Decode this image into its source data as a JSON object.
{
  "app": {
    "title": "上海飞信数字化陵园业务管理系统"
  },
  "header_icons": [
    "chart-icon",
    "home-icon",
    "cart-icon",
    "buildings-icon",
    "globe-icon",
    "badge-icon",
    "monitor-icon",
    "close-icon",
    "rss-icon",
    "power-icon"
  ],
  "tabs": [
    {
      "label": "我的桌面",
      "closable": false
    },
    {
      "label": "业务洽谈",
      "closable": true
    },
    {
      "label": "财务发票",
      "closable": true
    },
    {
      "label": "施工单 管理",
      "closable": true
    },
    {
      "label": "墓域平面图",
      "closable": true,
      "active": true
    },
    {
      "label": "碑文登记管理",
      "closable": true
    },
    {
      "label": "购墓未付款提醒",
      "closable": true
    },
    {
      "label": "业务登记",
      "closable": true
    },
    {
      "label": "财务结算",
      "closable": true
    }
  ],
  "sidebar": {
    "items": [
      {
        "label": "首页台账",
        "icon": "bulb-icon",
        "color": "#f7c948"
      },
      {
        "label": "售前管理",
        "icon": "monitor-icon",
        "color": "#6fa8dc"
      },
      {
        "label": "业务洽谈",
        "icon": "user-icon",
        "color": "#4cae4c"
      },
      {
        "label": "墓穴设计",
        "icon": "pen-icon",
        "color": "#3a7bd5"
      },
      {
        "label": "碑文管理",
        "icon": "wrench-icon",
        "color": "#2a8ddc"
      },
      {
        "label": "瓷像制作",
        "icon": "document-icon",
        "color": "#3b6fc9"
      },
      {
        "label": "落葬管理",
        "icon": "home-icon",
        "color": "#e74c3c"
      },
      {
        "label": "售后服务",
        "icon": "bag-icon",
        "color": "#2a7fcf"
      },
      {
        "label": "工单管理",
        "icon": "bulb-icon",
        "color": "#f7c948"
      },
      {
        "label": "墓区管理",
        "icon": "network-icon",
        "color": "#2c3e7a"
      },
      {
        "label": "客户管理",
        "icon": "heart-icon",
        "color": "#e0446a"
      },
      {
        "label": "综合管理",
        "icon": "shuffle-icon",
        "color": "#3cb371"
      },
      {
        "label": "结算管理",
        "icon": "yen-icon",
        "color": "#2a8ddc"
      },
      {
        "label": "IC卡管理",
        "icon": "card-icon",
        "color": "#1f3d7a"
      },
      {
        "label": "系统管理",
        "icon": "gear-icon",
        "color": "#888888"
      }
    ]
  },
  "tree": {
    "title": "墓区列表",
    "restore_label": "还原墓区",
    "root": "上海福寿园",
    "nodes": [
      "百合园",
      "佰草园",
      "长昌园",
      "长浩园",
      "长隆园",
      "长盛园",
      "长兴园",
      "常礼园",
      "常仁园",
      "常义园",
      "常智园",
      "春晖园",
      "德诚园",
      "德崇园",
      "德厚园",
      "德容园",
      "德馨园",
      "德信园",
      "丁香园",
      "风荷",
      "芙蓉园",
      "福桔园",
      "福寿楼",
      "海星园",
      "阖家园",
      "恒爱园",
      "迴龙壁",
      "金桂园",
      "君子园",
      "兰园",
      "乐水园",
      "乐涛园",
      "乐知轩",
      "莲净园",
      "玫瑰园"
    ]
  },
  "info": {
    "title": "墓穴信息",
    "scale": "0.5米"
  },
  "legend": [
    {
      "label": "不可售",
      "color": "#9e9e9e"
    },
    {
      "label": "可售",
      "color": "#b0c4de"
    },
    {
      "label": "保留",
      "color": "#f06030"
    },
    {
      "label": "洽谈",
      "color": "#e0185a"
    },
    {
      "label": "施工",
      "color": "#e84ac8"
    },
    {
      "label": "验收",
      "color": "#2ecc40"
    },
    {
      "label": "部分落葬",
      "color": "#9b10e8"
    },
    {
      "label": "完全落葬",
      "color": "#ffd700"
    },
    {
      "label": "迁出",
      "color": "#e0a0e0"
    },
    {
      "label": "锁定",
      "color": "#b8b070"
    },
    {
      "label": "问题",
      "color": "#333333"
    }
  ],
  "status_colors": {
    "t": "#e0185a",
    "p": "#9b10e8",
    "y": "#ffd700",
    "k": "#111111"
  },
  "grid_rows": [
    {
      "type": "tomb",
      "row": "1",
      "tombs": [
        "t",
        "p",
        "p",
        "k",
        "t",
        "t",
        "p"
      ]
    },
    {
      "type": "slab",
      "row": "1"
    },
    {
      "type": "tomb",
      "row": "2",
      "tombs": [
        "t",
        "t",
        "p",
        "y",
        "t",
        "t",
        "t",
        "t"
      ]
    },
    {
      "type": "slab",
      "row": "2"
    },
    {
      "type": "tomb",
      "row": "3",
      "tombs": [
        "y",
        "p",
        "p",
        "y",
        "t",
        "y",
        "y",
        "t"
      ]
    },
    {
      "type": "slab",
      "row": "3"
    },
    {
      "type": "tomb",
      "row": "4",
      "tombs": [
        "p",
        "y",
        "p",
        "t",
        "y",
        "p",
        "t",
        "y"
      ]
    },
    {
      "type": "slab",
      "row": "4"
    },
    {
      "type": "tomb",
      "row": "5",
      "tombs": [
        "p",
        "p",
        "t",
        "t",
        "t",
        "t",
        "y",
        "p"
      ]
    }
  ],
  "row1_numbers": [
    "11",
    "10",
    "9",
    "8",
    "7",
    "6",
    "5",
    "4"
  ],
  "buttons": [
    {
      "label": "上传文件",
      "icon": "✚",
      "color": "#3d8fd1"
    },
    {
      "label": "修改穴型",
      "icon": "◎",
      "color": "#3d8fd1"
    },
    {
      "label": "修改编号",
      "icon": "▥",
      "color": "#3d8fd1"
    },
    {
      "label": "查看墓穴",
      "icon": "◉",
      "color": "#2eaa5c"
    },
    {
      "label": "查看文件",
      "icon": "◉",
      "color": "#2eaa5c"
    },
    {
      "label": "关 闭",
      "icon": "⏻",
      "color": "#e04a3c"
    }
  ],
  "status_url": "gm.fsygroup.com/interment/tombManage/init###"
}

*WHAT IS BEING ASKED:* Retype the data in full and match it exactly.

*TASK SOLUTION:*
Decode this image into its source data as a JSON object.
{
  "app": {
    "title": "上海飞信数字化陵园业务管理系统"
  },
  "header_icons": [
    "chart-icon",
    "home-icon",
    "cart-icon",
    "buildings-icon",
    "globe-icon",
    "badge-icon",
    "monitor-icon",
    "close-icon",
    "rss-icon",
    "power-icon"
  ],
  "tabs": [
    {
      "label": "我的桌面",
      "closable": false
    },
    {
      "label": "业务洽谈",
      "closable": true
    },
    {
      "label": "财务发票",
      "closable": true
    },
    {
      "label": "施工单 管理",
      "closable": true
    },
    {
      "label": "墓域平面图",
      "closable": true,
      "active": true
    },
    {
      "label": "碑文登记管理",
      "closable": true
    },
    {
      "label": "购墓未付款提醒",
      "closable": true
    },
    {
      "label": "业务登记",
      "closable": true
    },
    {
      "label": "财务结算",
      "closable": true
    }
  ],
  "sidebar": {
    "items": [
      {
        "label": "首页台账",
        "icon": "bulb-icon",
        "color": "#f7c948"
      },
      {
        "label": "售前管理",
        "icon": "monitor-icon",
        "color": "#6fa8dc"
      },
      {
        "label": "业务洽谈",
        "icon": "user-icon",
        "color": "#4cae4c"
      },
      {
        "label": "墓穴设计",
        "icon": "pen-icon",
        "color": "#3a7bd5"
      },
      {
        "label": "碑文管理",
        "icon": "wrench-icon",
        "color": "#2a8ddc"
      },
      {
        "label": "瓷像制作",
        "icon": "document-icon",
        "color": "#3b6fc9"
      },
      {
        "label": "落葬管理",
        "icon": "home-icon",
        "color": "#e74c3c"
      },
      {
        "label": "售后服务",
        "icon": "bag-icon",
        "color": "#2a7fcf"
      },
      {
        "label": "工单管理",
        "icon": "bulb-icon",
        "color": "#f7c948"
      },
      {
        "label": "墓区管理",
        "icon": "network-icon",
        "color": "#2c3e7a"
      },
      {
        "label": "客户管理",
        "icon": "heart-icon",
        "color": "#e0446a"
      },
      {
        "label": "综合管理",
        "icon": "shuffle-icon",
        "color": "#3cb371"
      },
      {
        "label": "结算管理",
        "icon": "yen-icon",
        "color": "#2a8ddc"
      },
      {
        "label": "IC卡管理",
        "icon": "card-icon",
        "color": "#1f3d7a"
      },
      {
        "label": "系统管理",
        "icon": "gear-icon",
        "color": "#888888"
      }
    ]
  },
  "tree": {
    "title": "墓区列表",
    "restore_label": "还原墓区",
    "root": "上海福寿园",
    "nodes": [
      "百合园",
      "佰草园",
      "长昌园",
      "长浩园",
      "长隆园",
      "长盛园",
      "长兴园",
      "常礼园",
      "常仁园",
      "常义园",
      "常智园",
      "春晖园",
      "德诚园",
      "德崇园",
      "德厚园",
      "德容园",
      "德馨园",
      "德信园",
      "丁香园",
      "风荷",
      "芙蓉园",
      "福桔园",
      "福寿楼",
      "海星园",
      "阖家园",
      "恒爱园",
      "迴龙壁",
      "金桂园",
      "君子园",
      "兰园",
      "乐水园",
      "乐涛园",
      "乐知轩",
      "莲净园",
      "玫瑰园"
    ]
  },
  "info": {
    "title": "墓穴信息",
    "scale": "0.5米"
  },
  "legend": [
    {
      "label": "不可售",
      "color": "#9e9e9e"
    },
    {
      "label": "可售",
      "color": "#b0c4de"
    },
    {
      "label": "保留",
      "color": "#f06030"
    },
    {
      "label": "洽谈",
      "color": "#e0185a"
    },
    {
      "label": "施工",
      "color": "#e84ac8"
    },
    {
      "label": "验收",
      "color": "#2ecc40"
    },
    {
      "label": "部分落葬",
      "color": "#9b10e8"
    },
    {
      "label": "完全落葬",
      "color": "#ffd700"
    },
    {
      "label": "迁出",
      "color": "#e0a0e0"
    },
    {
      "label": "锁定",
      "color": "#b8b070"
    },
    {
      "label": "问题",
      "color": "#333333"
    }
  ],
  "status_colors": {
    "t": "#e0185a",
    "p": "#9b10e8",
    "y": "#ffd700",
    "k": "#111111"
  },
  "grid_rows": [
    {
      "type": "tomb",
      "row": "1",
      "tombs": [
        "t",
        "p",
        "p",
        "k",
        "t",
        "t",
        "p"
      ]
    },
    {
      "type": "slab",
      "row": "1"
    },
    {
      "type": "tomb",
      "row": "2",
      "tombs": [
        "t",
        "t",
        "p",
        "y",
        "t",
        "t",
        "t",
        "t"
      ]
    },
    {
      "type": "slab",
      "row": "2"
    },
    {
      "type": "tomb",
      "row": "3",
      "tombs": [
        "y",
        "p",
        "p",
        "y",
        "t",
        "y",
        "y",
        "t"
      ]
    },
    {
      "type": "slab",
      "row": "3"
    },
    {
      "type": "tomb",
      "row": "4",
      "tombs": [
        "p",
        "y",
        "p",
        "t",
        "y",
        "p",
        "t",
        "y"
      ]
    },
    {
      "type": "slab",
      "row": "4"
    },
    {
      "type": "tomb",
      "row": "5",
      "tombs": [
        "p",
        "p",
        "t",
        "t",
        "t",
        "t",
        "y",
        "p"
      ]
    }
  ],
  "row1_numbers": [
    "11",
    "10",
    "9",
    "8",
    "7",
    "6",
    "5",
    "4"
  ],
  "buttons": [
    {
      "label": "上传文件",
      "icon": "✚",
      "color": "#3d8fd1"
    },
    {
      "label": "修改穴型",
      "icon": "◎",
      "color": "#3d8fd1"
    },
    {
      "label": "修改编号",
      "icon": "▥",
      "color": "#3d8fd1"
    },
    {
      "label": "查看墓穴",
      "icon": "◉",
      "color": "#2eaa5c"
    },
    {
      "label": "查看文件",
      "icon": "◉",
      "color": "#2eaa5c"
    },
    {
      "label": "关 闭",
      "icon": "⏻",
      "color": "#e04a3c"
    }
  ],
  "status_url": "gm.fsygroup.com/interment/tombManage/init###"
}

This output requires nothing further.